• [What this task involves]
In the entries below, find every line with "selected" and copy it.

— Begin Records for the exercise —

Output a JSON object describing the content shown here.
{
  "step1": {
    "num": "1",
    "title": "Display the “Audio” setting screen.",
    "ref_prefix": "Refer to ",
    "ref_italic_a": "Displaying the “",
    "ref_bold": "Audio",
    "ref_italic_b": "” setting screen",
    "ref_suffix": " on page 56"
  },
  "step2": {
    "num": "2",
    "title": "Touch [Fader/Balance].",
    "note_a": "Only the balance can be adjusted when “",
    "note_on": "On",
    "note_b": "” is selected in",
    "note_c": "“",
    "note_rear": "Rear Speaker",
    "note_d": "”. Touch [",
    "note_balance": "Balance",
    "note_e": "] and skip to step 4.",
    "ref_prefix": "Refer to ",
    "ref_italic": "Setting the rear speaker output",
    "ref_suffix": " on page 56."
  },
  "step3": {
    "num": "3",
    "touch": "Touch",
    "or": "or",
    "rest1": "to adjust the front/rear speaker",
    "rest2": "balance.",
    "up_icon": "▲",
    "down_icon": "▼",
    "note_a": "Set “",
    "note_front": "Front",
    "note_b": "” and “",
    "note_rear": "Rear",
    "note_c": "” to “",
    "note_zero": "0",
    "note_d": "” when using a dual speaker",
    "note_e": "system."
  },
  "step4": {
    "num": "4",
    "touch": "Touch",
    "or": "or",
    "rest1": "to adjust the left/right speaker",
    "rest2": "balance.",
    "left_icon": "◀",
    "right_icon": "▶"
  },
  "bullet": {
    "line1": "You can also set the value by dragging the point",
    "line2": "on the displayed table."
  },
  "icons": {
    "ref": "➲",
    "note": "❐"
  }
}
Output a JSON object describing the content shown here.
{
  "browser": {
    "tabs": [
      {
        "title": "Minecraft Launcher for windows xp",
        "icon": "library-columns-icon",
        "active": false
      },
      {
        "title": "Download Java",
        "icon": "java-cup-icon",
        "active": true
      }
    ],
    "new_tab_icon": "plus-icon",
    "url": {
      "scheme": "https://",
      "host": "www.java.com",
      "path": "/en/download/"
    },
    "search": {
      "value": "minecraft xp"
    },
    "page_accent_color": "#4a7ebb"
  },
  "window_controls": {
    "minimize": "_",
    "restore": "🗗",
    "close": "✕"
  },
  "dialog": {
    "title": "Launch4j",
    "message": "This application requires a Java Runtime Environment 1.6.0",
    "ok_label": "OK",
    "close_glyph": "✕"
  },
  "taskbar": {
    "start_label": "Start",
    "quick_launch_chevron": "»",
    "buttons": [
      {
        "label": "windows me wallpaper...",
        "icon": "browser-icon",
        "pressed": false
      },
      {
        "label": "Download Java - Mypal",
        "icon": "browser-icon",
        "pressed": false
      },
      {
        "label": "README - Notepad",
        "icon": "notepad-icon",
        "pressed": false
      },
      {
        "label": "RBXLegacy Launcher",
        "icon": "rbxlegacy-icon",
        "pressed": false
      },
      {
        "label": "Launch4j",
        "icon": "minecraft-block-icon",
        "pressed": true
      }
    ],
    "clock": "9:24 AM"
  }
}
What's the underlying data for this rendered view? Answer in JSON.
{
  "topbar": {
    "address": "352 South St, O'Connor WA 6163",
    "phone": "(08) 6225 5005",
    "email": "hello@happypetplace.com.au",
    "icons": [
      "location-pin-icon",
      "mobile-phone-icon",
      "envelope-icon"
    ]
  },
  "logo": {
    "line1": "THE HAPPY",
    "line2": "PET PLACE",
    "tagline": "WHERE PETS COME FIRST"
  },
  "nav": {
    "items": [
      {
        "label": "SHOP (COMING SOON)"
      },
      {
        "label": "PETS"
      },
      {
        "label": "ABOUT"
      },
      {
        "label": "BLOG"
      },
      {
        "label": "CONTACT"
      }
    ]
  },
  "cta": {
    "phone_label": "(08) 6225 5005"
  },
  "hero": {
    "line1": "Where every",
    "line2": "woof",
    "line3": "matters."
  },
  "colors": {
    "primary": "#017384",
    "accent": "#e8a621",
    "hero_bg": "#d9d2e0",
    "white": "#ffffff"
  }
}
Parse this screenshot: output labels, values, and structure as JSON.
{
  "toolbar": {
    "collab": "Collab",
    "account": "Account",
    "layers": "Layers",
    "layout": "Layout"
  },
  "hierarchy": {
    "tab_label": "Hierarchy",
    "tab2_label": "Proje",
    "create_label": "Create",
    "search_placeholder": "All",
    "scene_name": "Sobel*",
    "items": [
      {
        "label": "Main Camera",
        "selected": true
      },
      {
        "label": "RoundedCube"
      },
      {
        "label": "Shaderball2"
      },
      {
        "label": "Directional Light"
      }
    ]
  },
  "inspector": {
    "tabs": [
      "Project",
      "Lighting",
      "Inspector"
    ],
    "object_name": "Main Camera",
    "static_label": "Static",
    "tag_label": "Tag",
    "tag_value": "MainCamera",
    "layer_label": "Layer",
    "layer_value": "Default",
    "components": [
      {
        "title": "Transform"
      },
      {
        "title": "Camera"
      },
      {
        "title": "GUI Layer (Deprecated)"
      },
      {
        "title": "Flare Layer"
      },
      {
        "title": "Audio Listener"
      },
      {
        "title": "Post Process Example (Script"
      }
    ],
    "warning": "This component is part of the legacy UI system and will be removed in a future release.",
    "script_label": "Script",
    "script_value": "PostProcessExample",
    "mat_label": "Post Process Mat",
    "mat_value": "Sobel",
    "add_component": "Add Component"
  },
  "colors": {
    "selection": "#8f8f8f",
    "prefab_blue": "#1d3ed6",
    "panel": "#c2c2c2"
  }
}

— End Records for the exercise —
— Begin Records for the exercise —

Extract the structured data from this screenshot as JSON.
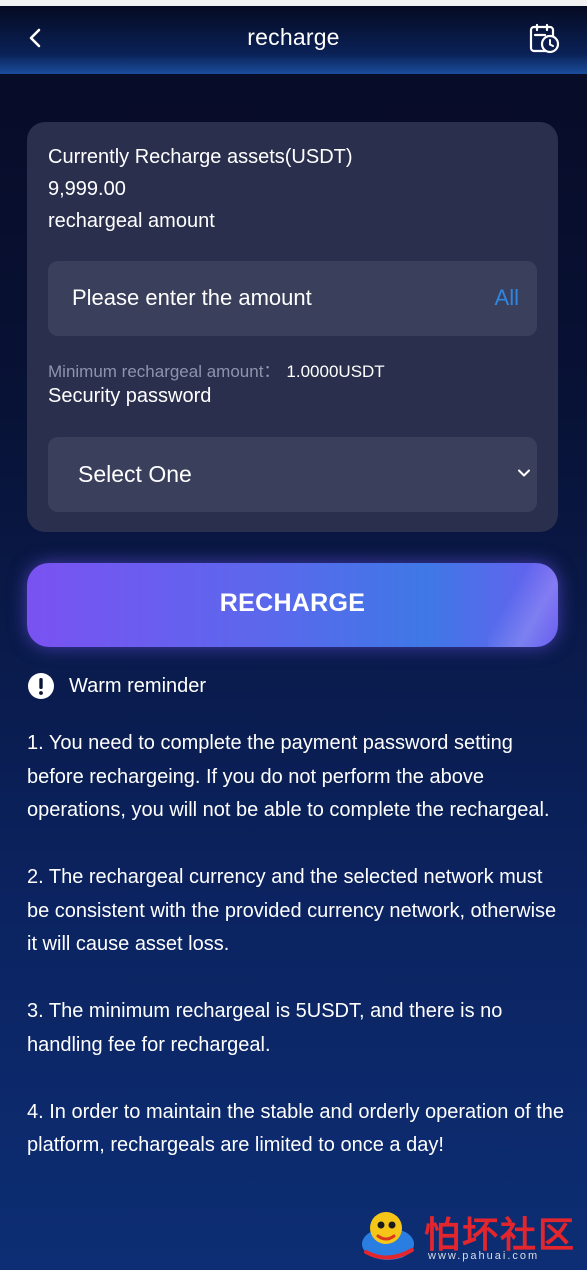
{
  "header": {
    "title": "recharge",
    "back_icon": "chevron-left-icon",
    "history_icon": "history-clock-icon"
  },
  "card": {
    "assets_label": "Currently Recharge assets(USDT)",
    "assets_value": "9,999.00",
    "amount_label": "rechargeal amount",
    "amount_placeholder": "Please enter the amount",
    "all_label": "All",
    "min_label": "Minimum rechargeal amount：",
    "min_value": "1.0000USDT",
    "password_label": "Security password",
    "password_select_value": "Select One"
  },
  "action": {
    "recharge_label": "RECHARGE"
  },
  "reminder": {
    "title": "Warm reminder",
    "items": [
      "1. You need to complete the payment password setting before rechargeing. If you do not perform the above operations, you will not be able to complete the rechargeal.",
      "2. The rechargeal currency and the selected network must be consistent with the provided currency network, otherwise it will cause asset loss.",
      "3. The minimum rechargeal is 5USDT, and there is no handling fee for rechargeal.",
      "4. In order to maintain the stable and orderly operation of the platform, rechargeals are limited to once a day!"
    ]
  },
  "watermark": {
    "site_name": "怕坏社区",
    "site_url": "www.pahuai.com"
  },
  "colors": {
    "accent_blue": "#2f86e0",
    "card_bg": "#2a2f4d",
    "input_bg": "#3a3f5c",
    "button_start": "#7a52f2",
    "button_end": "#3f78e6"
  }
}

— End Records for the exercise —
— Begin Records for the exercise —

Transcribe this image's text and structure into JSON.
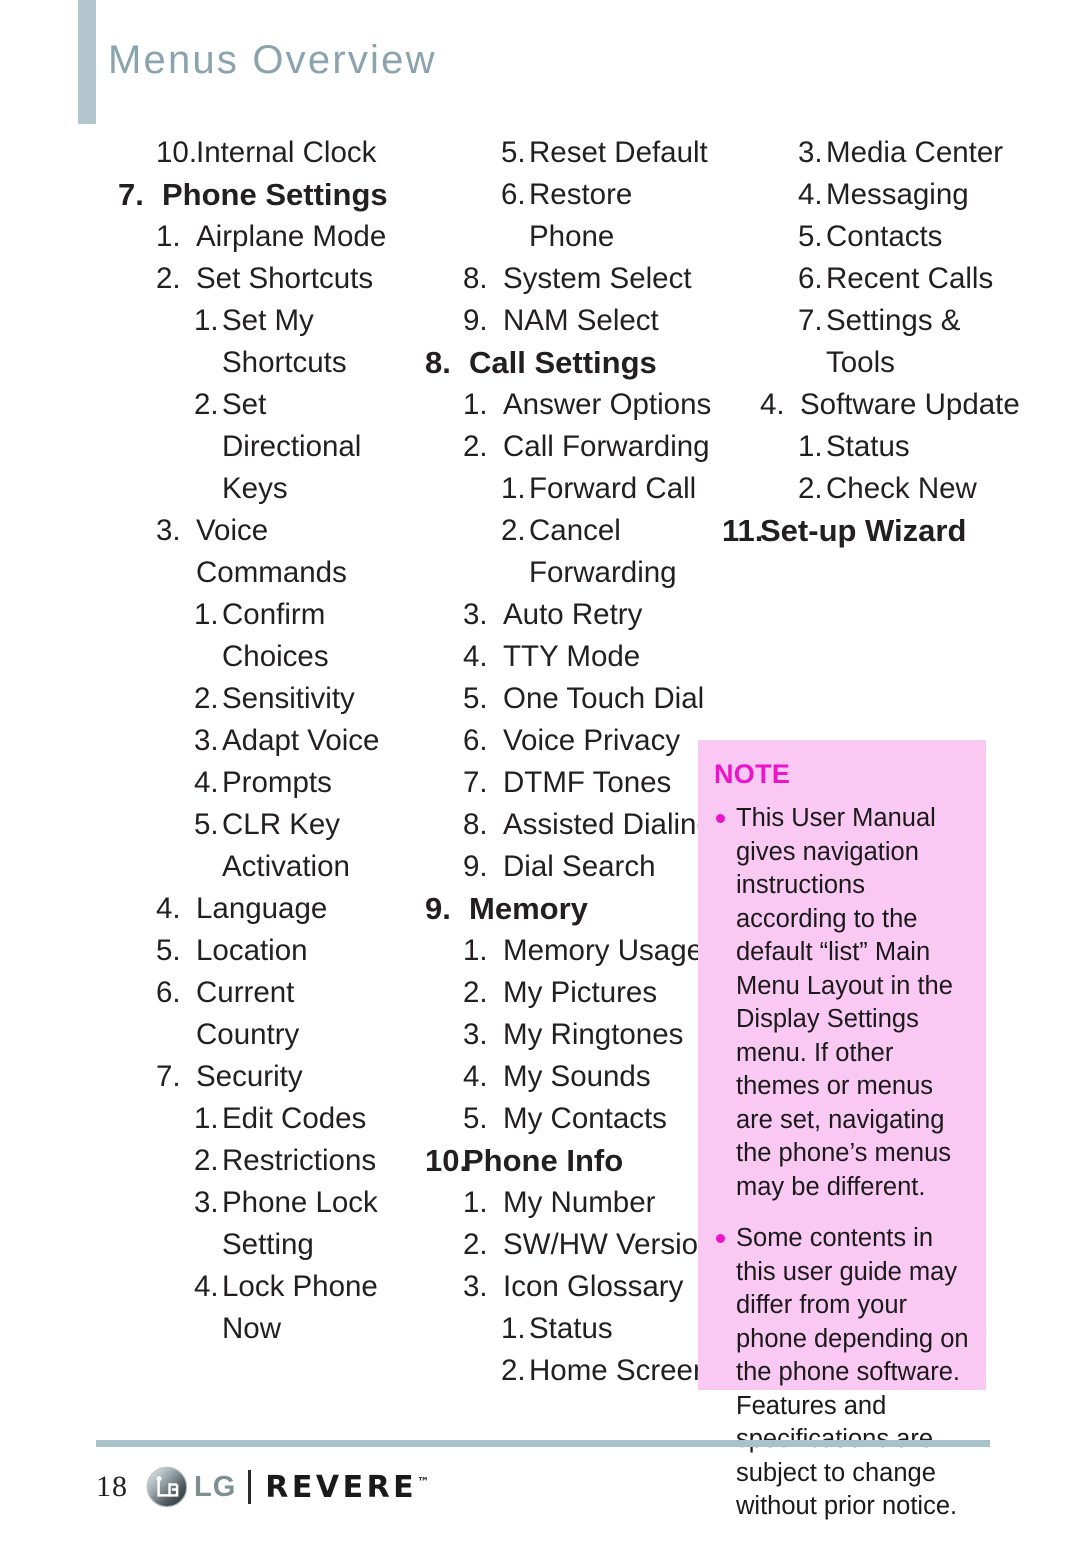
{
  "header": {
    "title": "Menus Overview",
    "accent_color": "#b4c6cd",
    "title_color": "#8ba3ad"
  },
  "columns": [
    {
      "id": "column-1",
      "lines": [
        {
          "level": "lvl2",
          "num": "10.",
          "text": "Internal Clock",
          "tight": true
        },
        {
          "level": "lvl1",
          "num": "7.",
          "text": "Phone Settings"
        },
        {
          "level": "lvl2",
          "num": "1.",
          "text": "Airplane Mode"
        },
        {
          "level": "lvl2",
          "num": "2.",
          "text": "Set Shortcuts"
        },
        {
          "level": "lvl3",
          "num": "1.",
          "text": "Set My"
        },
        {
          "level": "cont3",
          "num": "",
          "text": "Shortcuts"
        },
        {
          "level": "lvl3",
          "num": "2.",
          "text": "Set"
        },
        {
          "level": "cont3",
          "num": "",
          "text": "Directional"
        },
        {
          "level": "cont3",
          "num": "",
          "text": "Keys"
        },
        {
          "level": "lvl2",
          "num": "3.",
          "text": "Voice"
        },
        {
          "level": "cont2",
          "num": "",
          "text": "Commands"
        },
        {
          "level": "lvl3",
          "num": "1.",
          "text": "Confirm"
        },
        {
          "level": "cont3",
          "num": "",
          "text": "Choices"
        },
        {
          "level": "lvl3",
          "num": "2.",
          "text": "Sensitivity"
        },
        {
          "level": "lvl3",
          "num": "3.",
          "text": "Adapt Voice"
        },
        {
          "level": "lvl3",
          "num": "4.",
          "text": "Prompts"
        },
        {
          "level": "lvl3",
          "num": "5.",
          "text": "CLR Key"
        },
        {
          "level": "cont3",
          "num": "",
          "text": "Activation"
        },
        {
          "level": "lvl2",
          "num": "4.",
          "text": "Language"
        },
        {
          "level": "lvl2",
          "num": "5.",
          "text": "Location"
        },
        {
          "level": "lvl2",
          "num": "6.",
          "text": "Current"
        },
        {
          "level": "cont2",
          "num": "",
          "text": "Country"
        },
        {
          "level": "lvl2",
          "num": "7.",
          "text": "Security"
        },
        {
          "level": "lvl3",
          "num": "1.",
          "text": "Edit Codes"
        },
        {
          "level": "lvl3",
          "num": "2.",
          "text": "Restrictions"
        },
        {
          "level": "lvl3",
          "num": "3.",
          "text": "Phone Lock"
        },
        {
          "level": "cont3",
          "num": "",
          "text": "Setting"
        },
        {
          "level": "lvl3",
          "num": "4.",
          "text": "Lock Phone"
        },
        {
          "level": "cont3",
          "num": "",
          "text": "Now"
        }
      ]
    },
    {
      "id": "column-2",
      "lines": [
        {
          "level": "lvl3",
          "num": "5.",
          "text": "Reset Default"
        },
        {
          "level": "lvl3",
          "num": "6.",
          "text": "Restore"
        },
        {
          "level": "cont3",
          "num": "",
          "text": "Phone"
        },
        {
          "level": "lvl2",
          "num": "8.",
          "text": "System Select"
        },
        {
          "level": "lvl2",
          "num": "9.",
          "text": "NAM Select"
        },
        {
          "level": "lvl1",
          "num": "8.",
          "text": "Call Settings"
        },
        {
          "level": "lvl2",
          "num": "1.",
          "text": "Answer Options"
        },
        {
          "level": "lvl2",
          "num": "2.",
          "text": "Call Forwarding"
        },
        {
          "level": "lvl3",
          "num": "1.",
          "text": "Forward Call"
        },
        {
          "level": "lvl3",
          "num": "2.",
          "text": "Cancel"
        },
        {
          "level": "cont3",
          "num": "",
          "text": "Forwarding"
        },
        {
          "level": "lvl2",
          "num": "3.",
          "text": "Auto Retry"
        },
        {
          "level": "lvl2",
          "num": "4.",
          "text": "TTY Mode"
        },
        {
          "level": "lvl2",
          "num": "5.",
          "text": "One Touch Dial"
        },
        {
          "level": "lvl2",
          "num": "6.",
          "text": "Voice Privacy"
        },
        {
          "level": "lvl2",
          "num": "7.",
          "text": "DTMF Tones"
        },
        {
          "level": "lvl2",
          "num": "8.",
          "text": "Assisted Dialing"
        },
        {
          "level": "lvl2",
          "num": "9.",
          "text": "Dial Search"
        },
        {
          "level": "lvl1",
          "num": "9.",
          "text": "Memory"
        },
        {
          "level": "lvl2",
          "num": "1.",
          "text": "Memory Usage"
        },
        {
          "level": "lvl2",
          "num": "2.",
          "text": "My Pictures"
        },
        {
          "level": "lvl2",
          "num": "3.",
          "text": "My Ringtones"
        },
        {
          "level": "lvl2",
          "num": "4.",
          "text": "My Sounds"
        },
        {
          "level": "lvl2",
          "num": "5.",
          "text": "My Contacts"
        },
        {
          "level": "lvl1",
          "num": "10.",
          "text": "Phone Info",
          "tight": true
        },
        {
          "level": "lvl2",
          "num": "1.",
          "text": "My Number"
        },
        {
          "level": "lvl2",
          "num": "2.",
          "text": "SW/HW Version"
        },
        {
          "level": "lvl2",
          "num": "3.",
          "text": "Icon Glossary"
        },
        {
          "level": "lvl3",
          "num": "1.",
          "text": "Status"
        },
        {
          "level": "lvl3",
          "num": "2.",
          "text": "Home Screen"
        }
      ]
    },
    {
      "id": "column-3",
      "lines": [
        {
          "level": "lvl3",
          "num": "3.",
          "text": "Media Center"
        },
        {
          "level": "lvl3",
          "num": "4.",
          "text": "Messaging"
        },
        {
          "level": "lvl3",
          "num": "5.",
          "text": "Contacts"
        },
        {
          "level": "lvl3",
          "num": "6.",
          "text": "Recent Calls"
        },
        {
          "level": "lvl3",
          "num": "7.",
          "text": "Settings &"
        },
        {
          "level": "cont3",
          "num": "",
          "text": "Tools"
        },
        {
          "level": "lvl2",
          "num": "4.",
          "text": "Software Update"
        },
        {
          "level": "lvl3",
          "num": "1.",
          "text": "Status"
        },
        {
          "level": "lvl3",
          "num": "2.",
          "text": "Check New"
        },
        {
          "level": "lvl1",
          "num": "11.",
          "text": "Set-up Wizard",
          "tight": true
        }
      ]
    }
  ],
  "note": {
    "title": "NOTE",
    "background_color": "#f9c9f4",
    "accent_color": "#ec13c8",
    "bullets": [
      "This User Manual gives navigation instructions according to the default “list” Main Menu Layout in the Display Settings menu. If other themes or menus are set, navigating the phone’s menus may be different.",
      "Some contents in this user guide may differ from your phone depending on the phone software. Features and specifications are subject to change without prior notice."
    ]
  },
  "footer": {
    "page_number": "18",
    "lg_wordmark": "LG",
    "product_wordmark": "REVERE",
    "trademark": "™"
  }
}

— End Records for the exercise —

• [The output]
    "note_b": "” is selected in",
        "selected": true
      "2. The rechargeal currency and the selected network must be consistent with the provided currency network, otherwise it will cause asset loss.",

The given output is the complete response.